● TASK OBJECTIVE
Exactly reproduce all the records, keeping pictures out of the copy.

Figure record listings
┄┄┄┄┄┄┄┄┄┄

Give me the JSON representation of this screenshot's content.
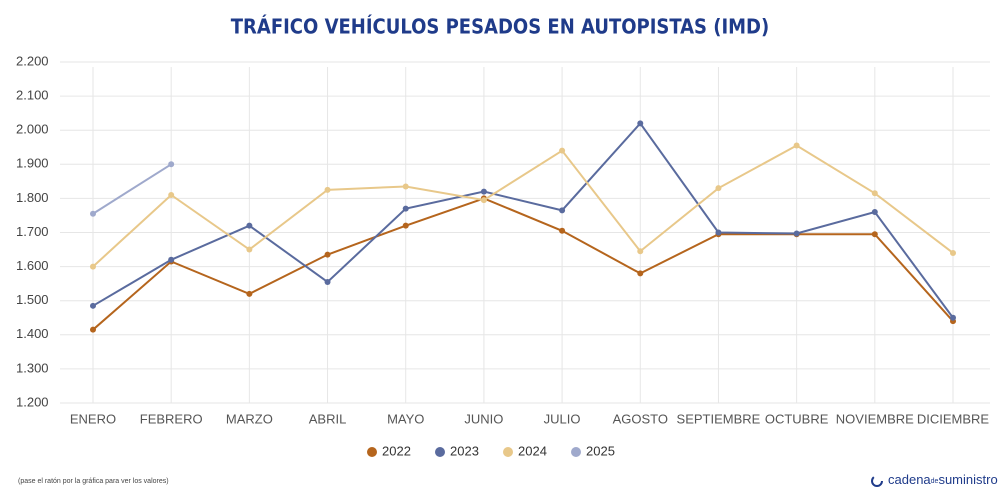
{
  "chart_data": {
    "type": "line",
    "title": "TRÁFICO VEHÍCULOS PESADOS EN AUTOPISTAS (IMD)",
    "categories": [
      "ENERO",
      "FEBRERO",
      "MARZO",
      "ABRIL",
      "MAYO",
      "JUNIO",
      "JULIO",
      "AGOSTO",
      "SEPTIEMBRE",
      "OCTUBRE",
      "NOVIEMBRE",
      "DICIEMBRE"
    ],
    "series": [
      {
        "name": "2022",
        "color": "#b5651d",
        "values": [
          1415,
          1615,
          1520,
          1635,
          1720,
          1800,
          1705,
          1580,
          1695,
          1695,
          1695,
          1440
        ]
      },
      {
        "name": "2023",
        "color": "#5a6b9e",
        "values": [
          1485,
          1620,
          1720,
          1555,
          1770,
          1820,
          1765,
          2020,
          1700,
          1697,
          1760,
          1450
        ]
      },
      {
        "name": "2024",
        "color": "#e8c88a",
        "values": [
          1600,
          1810,
          1650,
          1825,
          1835,
          1795,
          1940,
          1645,
          1830,
          1955,
          1815,
          1640
        ]
      },
      {
        "name": "2025",
        "color": "#9fa9cc",
        "values": [
          1755,
          1900,
          null,
          null,
          null,
          null,
          null,
          null,
          null,
          null,
          null,
          null
        ]
      }
    ],
    "ylim": [
      1200,
      2200
    ],
    "yticks": [
      {
        "value": 1200,
        "label": "1.200"
      },
      {
        "value": 1300,
        "label": "1.300"
      },
      {
        "value": 1400,
        "label": "1.400"
      },
      {
        "value": 1500,
        "label": "1.500"
      },
      {
        "value": 1600,
        "label": "1.600"
      },
      {
        "value": 1700,
        "label": "1.700"
      },
      {
        "value": 1800,
        "label": "1.800"
      },
      {
        "value": 1900,
        "label": "1.900"
      },
      {
        "value": 2000,
        "label": "2.000"
      },
      {
        "value": 2100,
        "label": "2.100"
      },
      {
        "value": 2200,
        "label": "2.200"
      }
    ],
    "grid": true,
    "legend": "bottom",
    "note": "(pase el ratón por la gráfica para ver los valores)",
    "logo": {
      "main": "cadena",
      "small": "de",
      "end": "suministro"
    }
  }
}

┄┄┄┄┄┄┄┄┄┄

● OUTPUT FOR THIS EXERCISE
Give me the JSON representation of this screenshot's content.
{
  "chart_data": {
    "type": "line",
    "title": "TRÁFICO VEHÍCULOS PESADOS EN AUTOPISTAS (IMD)",
    "categories": [
      "ENERO",
      "FEBRERO",
      "MARZO",
      "ABRIL",
      "MAYO",
      "JUNIO",
      "JULIO",
      "AGOSTO",
      "SEPTIEMBRE",
      "OCTUBRE",
      "NOVIEMBRE",
      "DICIEMBRE"
    ],
    "series": [
      {
        "name": "2022",
        "color": "#b5651d",
        "values": [
          1415,
          1615,
          1520,
          1635,
          1720,
          1800,
          1705,
          1580,
          1695,
          1695,
          1695,
          1440
        ]
      },
      {
        "name": "2023",
        "color": "#5a6b9e",
        "values": [
          1485,
          1620,
          1720,
          1555,
          1770,
          1820,
          1765,
          2020,
          1700,
          1697,
          1760,
          1450
        ]
      },
      {
        "name": "2024",
        "color": "#e8c88a",
        "values": [
          1600,
          1810,
          1650,
          1825,
          1835,
          1795,
          1940,
          1645,
          1830,
          1955,
          1815,
          1640
        ]
      },
      {
        "name": "2025",
        "color": "#9fa9cc",
        "values": [
          1755,
          1900,
          null,
          null,
          null,
          null,
          null,
          null,
          null,
          null,
          null,
          null
        ]
      }
    ],
    "ylim": [
      1200,
      2200
    ],
    "yticks": [
      {
        "value": 1200,
        "label": "1.200"
      },
      {
        "value": 1300,
        "label": "1.300"
      },
      {
        "value": 1400,
        "label": "1.400"
      },
      {
        "value": 1500,
        "label": "1.500"
      },
      {
        "value": 1600,
        "label": "1.600"
      },
      {
        "value": 1700,
        "label": "1.700"
      },
      {
        "value": 1800,
        "label": "1.800"
      },
      {
        "value": 1900,
        "label": "1.900"
      },
      {
        "value": 2000,
        "label": "2.000"
      },
      {
        "value": 2100,
        "label": "2.100"
      },
      {
        "value": 2200,
        "label": "2.200"
      }
    ],
    "grid": true,
    "legend": "bottom",
    "note": "(pase el ratón por la gráfica para ver los valores)",
    "logo": {
      "main": "cadena",
      "small": "de",
      "end": "suministro"
    }
  }
}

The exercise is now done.